**Short task**. Scan the lines below for "icon"; report the number of lines that contain it, and only that.

**Entries supplied**.
----

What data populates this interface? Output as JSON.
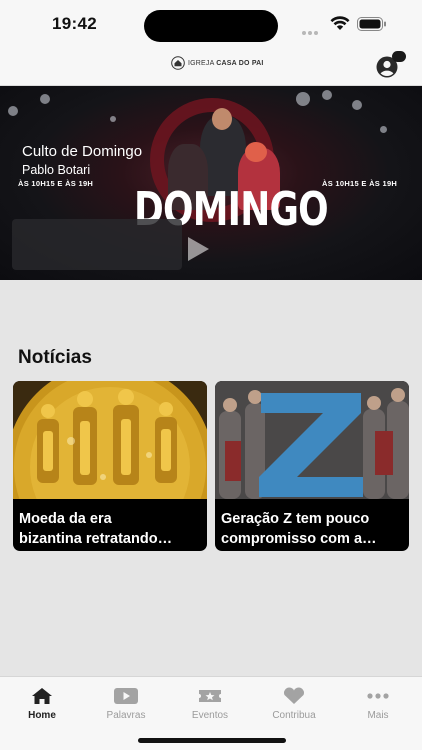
{
  "status_bar": {
    "time": "19:42"
  },
  "header": {
    "logo_prefix": "IGREJA",
    "logo_name": "CASA DO PAI",
    "profile_icon": "person-circle-icon"
  },
  "banner": {
    "event_word": "DOMINGO",
    "schedule_left": "ÀS 10H15 E ÀS 19H",
    "schedule_right": "ÀS 10H15 E ÀS 19H",
    "title": "Culto de Domingo",
    "author": "Pablo Botari",
    "play_icon": "play-icon"
  },
  "news": {
    "heading": "Notícias",
    "items": [
      {
        "line1": "Moeda da era",
        "line2": "bizantina retratando…",
        "image": "gold-coin-image"
      },
      {
        "line1": "Geração Z tem pouco",
        "line2": "compromisso com a…",
        "image": "generation-z-image"
      }
    ]
  },
  "tabs": [
    {
      "label": "Home",
      "icon": "home-icon",
      "active": true
    },
    {
      "label": "Palavras",
      "icon": "video-play-icon",
      "active": false
    },
    {
      "label": "Eventos",
      "icon": "ticket-star-icon",
      "active": false
    },
    {
      "label": "Contribua",
      "icon": "heart-icon",
      "active": false
    },
    {
      "label": "Mais",
      "icon": "more-dots-icon",
      "active": false
    }
  ],
  "colors": {
    "accent": "#222222",
    "inactive": "#9b9b9b",
    "background": "#e5e5e5"
  }
}
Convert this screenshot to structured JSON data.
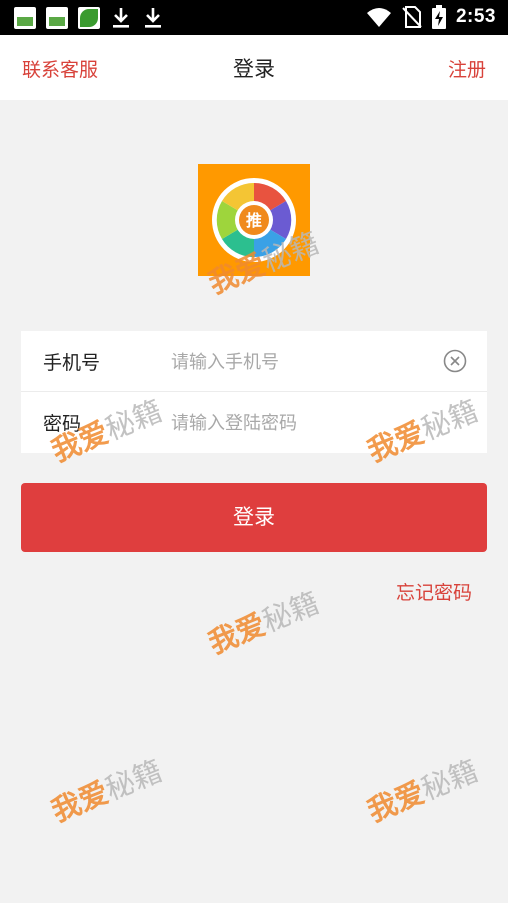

----

**Full solution**. 7